Exercise prompt:
Read the records and gather each line that includes "JSON".

Supplied records:
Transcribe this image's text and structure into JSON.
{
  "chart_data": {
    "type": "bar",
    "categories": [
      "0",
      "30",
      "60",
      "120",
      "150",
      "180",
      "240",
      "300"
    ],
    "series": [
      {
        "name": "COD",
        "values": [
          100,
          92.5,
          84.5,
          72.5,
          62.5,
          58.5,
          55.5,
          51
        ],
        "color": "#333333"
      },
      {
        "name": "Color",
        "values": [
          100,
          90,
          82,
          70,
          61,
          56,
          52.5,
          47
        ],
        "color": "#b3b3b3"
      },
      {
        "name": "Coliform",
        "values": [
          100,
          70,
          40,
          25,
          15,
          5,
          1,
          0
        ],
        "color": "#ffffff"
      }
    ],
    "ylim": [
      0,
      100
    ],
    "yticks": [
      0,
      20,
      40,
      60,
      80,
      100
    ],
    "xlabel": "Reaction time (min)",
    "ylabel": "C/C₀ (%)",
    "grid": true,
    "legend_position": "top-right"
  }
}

---

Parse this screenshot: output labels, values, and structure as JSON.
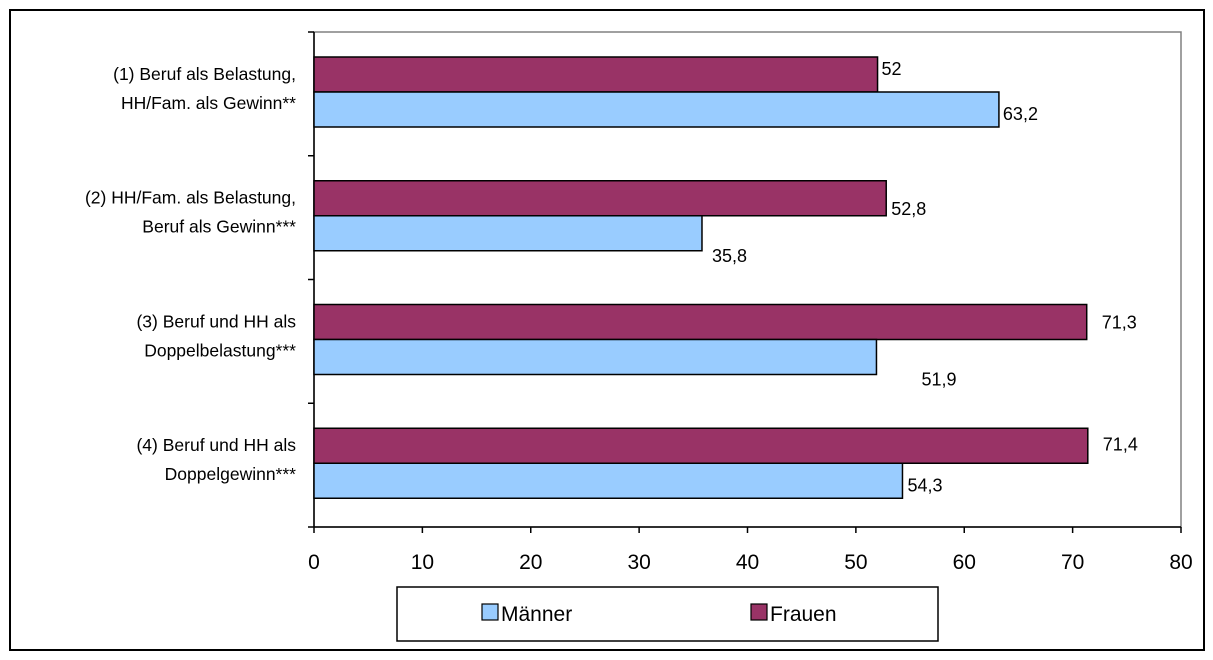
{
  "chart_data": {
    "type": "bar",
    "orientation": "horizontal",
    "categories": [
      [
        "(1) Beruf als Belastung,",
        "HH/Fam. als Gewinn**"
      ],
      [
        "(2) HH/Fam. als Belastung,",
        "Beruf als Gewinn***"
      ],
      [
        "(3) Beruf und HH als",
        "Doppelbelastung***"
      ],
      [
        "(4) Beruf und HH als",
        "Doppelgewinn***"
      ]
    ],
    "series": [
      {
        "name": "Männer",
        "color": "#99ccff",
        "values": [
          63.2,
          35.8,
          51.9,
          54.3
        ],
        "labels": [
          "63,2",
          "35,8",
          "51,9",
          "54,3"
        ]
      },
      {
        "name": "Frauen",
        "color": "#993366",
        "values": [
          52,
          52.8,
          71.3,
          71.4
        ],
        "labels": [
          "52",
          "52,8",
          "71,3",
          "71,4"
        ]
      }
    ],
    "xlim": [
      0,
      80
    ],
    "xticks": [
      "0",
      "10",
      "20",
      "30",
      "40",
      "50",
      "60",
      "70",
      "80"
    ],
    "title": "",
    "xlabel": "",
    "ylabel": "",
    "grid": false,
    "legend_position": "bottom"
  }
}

Output of the exercise:
Transcribe this image's text and structure into JSON.
Parse this screenshot: output labels, values, and structure as JSON.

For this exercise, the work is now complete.